-- Data lines start --

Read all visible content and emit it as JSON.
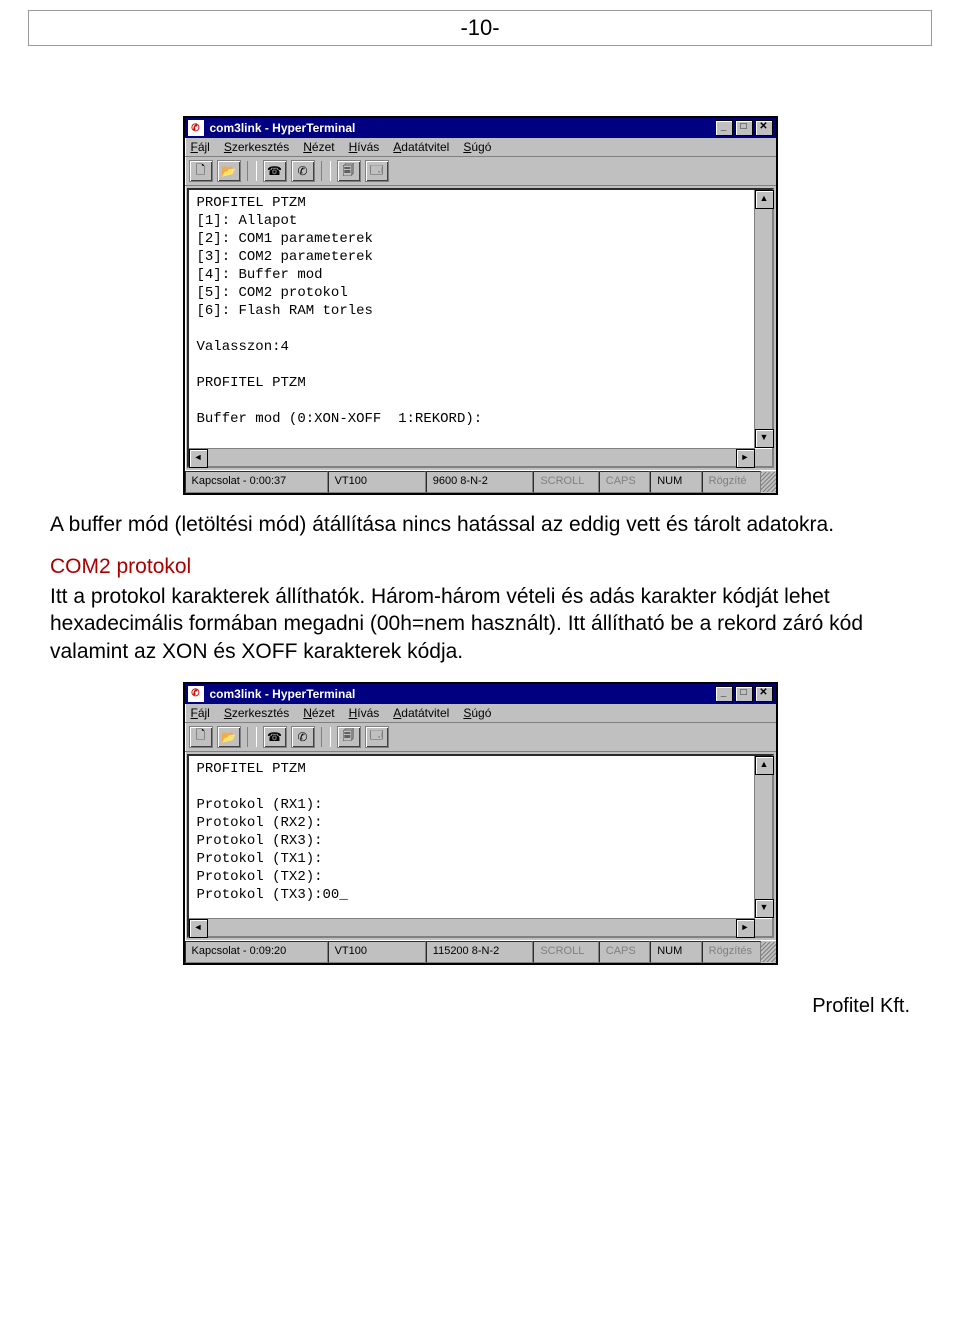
{
  "page_number_label": "-10-",
  "screenshot1": {
    "title": "com3link - HyperTerminal",
    "menu": [
      "Fájl",
      "Szerkesztés",
      "Nézet",
      "Hívás",
      "Adatátvitel",
      "Súgó"
    ],
    "terminal": "PROFITEL PTZM\n[1]: Allapot\n[2]: COM1 parameterek\n[3]: COM2 parameterek\n[4]: Buffer mod\n[5]: COM2 protokol\n[6]: Flash RAM torles\n\nValasszon:4\n\nPROFITEL PTZM\n\nBuffer mod (0:XON-XOFF  1:REKORD):",
    "status": {
      "conn": "Kapcsolat - 0:00:37",
      "emul": "VT100",
      "line": "9600 8-N-2",
      "scroll": "SCROLL",
      "caps": "CAPS",
      "num": "NUM",
      "rec": "Rögzíté"
    }
  },
  "para1": "A buffer mód (letöltési mód) átállítása nincs hatással az eddig vett és tárolt adatokra.",
  "heading": "COM2 protokol",
  "para2": "Itt a protokol karakterek állíthatók. Három-három vételi és adás karakter kódját lehet hexadecimális formában megadni (00h=nem használt). Itt állítható be a rekord záró kód valamint az XON és XOFF karakterek kódja.",
  "screenshot2": {
    "title": "com3link - HyperTerminal",
    "menu": [
      "Fájl",
      "Szerkesztés",
      "Nézet",
      "Hívás",
      "Adatátvitel",
      "Súgó"
    ],
    "terminal": "PROFITEL PTZM\n\nProtokol (RX1):\nProtokol (RX2):\nProtokol (RX3):\nProtokol (TX1):\nProtokol (TX2):\nProtokol (TX3):00_",
    "status": {
      "conn": "Kapcsolat - 0:09:20",
      "emul": "VT100",
      "line": "115200 8-N-2",
      "scroll": "SCROLL",
      "caps": "CAPS",
      "num": "NUM",
      "rec": "Rögzítés"
    }
  },
  "footer": "Profitel Kft."
}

-- Data lines end --

Instruction: Every record gets retyped exactly; no picture goes into the copy.

Written answer:
Read all visible content and emit it as JSON.
{
  "page_number_label": "-10-",
  "screenshot1": {
    "title": "com3link - HyperTerminal",
    "menu": [
      "Fájl",
      "Szerkesztés",
      "Nézet",
      "Hívás",
      "Adatátvitel",
      "Súgó"
    ],
    "terminal": "PROFITEL PTZM\n[1]: Allapot\n[2]: COM1 parameterek\n[3]: COM2 parameterek\n[4]: Buffer mod\n[5]: COM2 protokol\n[6]: Flash RAM torles\n\nValasszon:4\n\nPROFITEL PTZM\n\nBuffer mod (0:XON-XOFF  1:REKORD):",
    "status": {
      "conn": "Kapcsolat - 0:00:37",
      "emul": "VT100",
      "line": "9600 8-N-2",
      "scroll": "SCROLL",
      "caps": "CAPS",
      "num": "NUM",
      "rec": "Rögzíté"
    }
  },
  "para1": "A buffer mód (letöltési mód) átállítása nincs hatással az eddig vett és tárolt adatokra.",
  "heading": "COM2 protokol",
  "para2": "Itt a protokol karakterek állíthatók. Három-három vételi és adás karakter kódját lehet hexadecimális formában megadni (00h=nem használt). Itt állítható be a rekord záró kód valamint az XON és XOFF karakterek kódja.",
  "screenshot2": {
    "title": "com3link - HyperTerminal",
    "menu": [
      "Fájl",
      "Szerkesztés",
      "Nézet",
      "Hívás",
      "Adatátvitel",
      "Súgó"
    ],
    "terminal": "PROFITEL PTZM\n\nProtokol (RX1):\nProtokol (RX2):\nProtokol (RX3):\nProtokol (TX1):\nProtokol (TX2):\nProtokol (TX3):00_",
    "status": {
      "conn": "Kapcsolat - 0:09:20",
      "emul": "VT100",
      "line": "115200 8-N-2",
      "scroll": "SCROLL",
      "caps": "CAPS",
      "num": "NUM",
      "rec": "Rögzítés"
    }
  },
  "footer": "Profitel Kft."
}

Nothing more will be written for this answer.